── Document segment
# Home made rock splitter



## Bobbb (Jan 7, 2012)

This is from my bookmarks file of a machine that I think is pretty nifty.

Fabrication instructions at the designer's webpage. I love the fact that people do things like this and then share what they've learned with the world.


----------



## Tirediron (Jul 12, 2010)

That is a cool spin off from a HD shop press, I was impressed that they showed the boo boos in their design, instead of just the finished prototype.


----------



## camo2460 (Feb 10, 2013)

bobbb did you just say niffty? LOL


----------



## Bobbb (Jan 7, 2012)

camo2460 said:


> bobbb did you just say niffty? LOL


I love to pepper my writing with old phrases. Just be thankful I didn't write that this rock splitter was the Bee's Knees.


----------



## k0xxx (Oct 27, 2011)

Bobbb said:


> I love to pepper my writing with old phrases. Just be thankful I didn't write that this rock splitter was the Bee's Knees.


Or the Cat's Meow. ;?)


----------



## Bobbb (Jan 7, 2012)

k0xxx said:


> Or the Cat's Meow. ;?)


Or the Cat's Pajamas.


----------



## Bobbb (Jan 7, 2012)
────
── Excerpted data
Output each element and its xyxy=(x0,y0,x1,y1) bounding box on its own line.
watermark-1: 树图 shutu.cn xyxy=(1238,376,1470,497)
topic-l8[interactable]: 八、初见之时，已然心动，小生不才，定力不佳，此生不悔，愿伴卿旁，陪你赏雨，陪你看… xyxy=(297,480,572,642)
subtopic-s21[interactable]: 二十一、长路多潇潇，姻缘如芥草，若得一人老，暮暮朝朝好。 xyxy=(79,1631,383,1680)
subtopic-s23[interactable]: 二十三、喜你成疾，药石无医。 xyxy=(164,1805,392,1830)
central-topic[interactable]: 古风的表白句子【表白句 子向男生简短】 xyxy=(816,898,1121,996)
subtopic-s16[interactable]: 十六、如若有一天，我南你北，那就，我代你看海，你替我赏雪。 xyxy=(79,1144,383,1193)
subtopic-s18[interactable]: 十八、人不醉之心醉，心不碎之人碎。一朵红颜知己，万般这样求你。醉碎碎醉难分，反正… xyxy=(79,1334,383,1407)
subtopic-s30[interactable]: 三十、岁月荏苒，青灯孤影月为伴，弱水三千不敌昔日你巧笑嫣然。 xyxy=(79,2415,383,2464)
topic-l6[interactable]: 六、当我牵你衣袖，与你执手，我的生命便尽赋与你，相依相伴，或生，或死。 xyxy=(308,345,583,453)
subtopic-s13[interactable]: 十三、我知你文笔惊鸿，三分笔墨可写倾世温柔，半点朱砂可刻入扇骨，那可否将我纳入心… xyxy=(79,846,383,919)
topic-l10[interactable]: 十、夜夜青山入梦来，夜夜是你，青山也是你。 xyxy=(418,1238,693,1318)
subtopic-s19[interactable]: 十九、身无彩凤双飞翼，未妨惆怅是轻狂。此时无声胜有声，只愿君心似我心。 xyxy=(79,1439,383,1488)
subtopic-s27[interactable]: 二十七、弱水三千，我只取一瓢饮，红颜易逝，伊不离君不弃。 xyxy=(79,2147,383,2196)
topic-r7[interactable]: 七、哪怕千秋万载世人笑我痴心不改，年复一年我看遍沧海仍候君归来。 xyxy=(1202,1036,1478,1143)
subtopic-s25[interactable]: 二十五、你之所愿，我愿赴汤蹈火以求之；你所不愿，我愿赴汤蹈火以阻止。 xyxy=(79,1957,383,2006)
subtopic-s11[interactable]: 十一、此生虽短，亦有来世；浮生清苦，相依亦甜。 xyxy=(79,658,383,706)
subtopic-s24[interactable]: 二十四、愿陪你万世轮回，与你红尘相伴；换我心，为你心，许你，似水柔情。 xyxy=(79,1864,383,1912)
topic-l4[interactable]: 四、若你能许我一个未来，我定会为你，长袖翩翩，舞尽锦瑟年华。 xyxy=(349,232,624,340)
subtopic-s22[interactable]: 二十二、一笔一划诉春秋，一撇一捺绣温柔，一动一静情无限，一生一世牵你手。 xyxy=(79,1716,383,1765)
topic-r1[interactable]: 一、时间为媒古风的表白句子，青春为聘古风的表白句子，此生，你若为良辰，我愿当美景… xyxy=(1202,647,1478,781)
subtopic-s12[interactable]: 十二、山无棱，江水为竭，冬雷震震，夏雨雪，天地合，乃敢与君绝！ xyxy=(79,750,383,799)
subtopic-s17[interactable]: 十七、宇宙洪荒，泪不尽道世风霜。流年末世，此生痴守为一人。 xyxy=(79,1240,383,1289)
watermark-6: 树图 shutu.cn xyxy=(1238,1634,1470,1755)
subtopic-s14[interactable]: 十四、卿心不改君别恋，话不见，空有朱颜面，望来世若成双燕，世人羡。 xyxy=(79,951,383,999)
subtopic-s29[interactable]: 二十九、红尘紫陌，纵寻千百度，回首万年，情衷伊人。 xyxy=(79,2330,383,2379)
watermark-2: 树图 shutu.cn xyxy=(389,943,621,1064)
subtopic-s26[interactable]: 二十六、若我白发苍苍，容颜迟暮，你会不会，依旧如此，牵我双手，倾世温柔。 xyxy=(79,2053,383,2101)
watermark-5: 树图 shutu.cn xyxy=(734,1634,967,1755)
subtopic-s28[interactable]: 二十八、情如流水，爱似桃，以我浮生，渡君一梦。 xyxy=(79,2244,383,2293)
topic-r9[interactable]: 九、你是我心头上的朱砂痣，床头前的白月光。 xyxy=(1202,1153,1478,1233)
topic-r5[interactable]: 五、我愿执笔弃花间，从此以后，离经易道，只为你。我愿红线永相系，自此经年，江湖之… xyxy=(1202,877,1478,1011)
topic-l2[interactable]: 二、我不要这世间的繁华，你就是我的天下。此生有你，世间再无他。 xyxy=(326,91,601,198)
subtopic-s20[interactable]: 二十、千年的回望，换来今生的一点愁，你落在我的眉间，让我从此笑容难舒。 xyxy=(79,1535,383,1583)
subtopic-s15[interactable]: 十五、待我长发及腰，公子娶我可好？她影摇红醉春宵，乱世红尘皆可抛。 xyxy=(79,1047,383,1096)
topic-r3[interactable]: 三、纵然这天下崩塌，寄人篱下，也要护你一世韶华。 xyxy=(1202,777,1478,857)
────
- Goals
a. Filter the listing for lines that contain the string "shutu", and copy each matching line.
b. Proceed with the forum thread about the homemade rock splitter, writing on from its last line.

- Outputs by task
a.
watermark-1: 树图 shutu.cn xyxy=(1238,376,1470,497)
watermark-6: 树图 shutu.cn xyxy=(1238,1634,1470,1755)
watermark-2: 树图 shutu.cn xyxy=(389,943,621,1064)
watermark-5: 树图 shutu.cn xyxy=(734,1634,967,1755)

b.
I watched the Beverly Hillbillies a while back and learned of the phrase "Land O' Goshen." I like to use that too. This completely throws people my own age who've never heard language like this used in daily life. 

And of course, there's the old stand-by "Jumpin' Jehosaphat."


----------



## k0xxx (Oct 27, 2011)

Well we certainly have come up with some "doozies". Let's see... how about "What in tarnation?", "Gee willickers!", "in a ****'s age", "great googlely mooglely", "okie dokie", "Egad!", "hunky dory", "alas and alack", and in a '60's venue... "Boss", "Keen", "Jewel". My grand father used to exclaim "cheese and rice!".

This thread seems to have morphed in a "peachy-keen" direction.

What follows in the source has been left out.